# DATASET ENTRIES
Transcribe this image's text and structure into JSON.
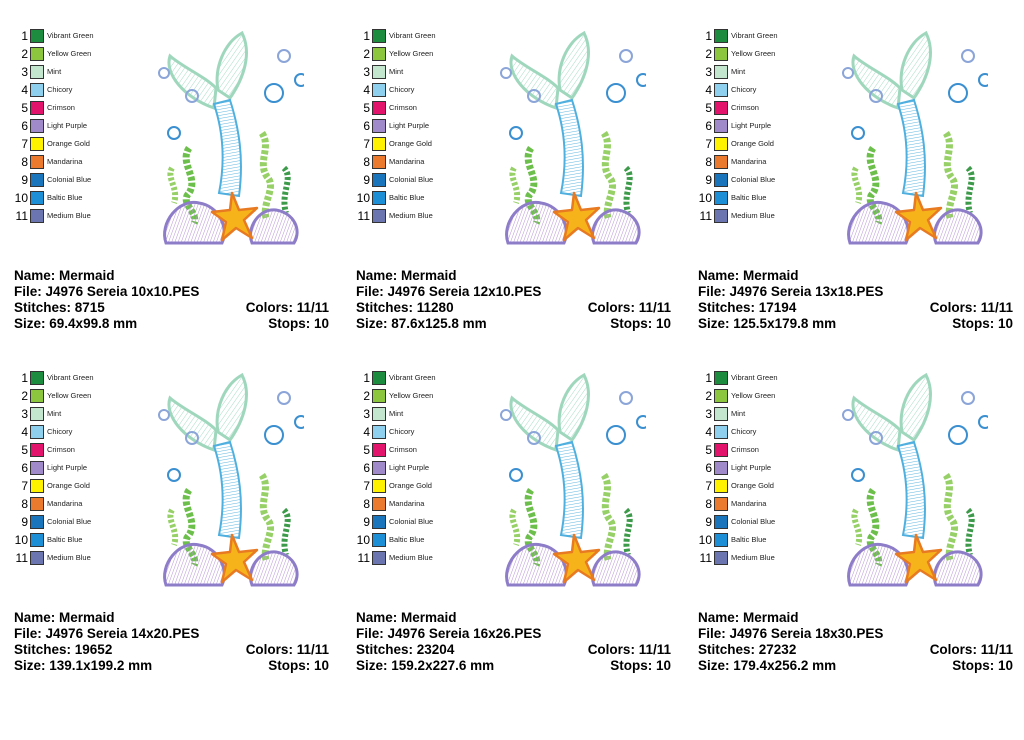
{
  "palette": [
    {
      "num": "1",
      "name": "Vibrant Green",
      "color": "#1d8c3f"
    },
    {
      "num": "2",
      "name": "Yellow Green",
      "color": "#8cc63f"
    },
    {
      "num": "3",
      "name": "Mint",
      "color": "#c3e6cf"
    },
    {
      "num": "4",
      "name": "Chicory",
      "color": "#8fd0ee"
    },
    {
      "num": "5",
      "name": "Crimson",
      "color": "#e3146b"
    },
    {
      "num": "6",
      "name": "Light Purple",
      "color": "#a08ac9"
    },
    {
      "num": "7",
      "name": "Orange Gold",
      "color": "#fff200"
    },
    {
      "num": "8",
      "name": "Mandarina",
      "color": "#ec7a2e"
    },
    {
      "num": "9",
      "name": "Colonial Blue",
      "color": "#1b75bc"
    },
    {
      "num": "10",
      "name": "Baltic Blue",
      "color": "#1c8fd6"
    },
    {
      "num": "11",
      "name": "Medium Blue",
      "color": "#6b75b0"
    }
  ],
  "labels": {
    "name": "Name:",
    "file": "File:",
    "stitches": "Stitches:",
    "colors": "Colors:",
    "size": "Size:",
    "stops": "Stops:"
  },
  "designs": [
    {
      "name": "Mermaid",
      "file": "J4976 Sereia 10x10.PES",
      "stitches": "8715",
      "colors": "11/11",
      "size": "69.4x99.8 mm",
      "stops": "10"
    },
    {
      "name": "Mermaid",
      "file": "J4976 Sereia 12x10.PES",
      "stitches": "11280",
      "colors": "11/11",
      "size": "87.6x125.8 mm",
      "stops": "10"
    },
    {
      "name": "Mermaid",
      "file": "J4976 Sereia 13x18.PES",
      "stitches": "17194",
      "colors": "11/11",
      "size": "125.5x179.8 mm",
      "stops": "10"
    },
    {
      "name": "Mermaid",
      "file": "J4976 Sereia 14x20.PES",
      "stitches": "19652",
      "colors": "11/11",
      "size": "139.1x199.2 mm",
      "stops": "10"
    },
    {
      "name": "Mermaid",
      "file": "J4976 Sereia 16x26.PES",
      "stitches": "23204",
      "colors": "11/11",
      "size": "159.2x227.6 mm",
      "stops": "10"
    },
    {
      "name": "Mermaid",
      "file": "J4976 Sereia 18x30.PES",
      "stitches": "27232",
      "colors": "11/11",
      "size": "179.4x256.2 mm",
      "stops": "10"
    }
  ]
}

# TASK PROMPT
What is the number of lines in the data holding the word "file"? Reply with that number only.

# TASK SOLUTION
7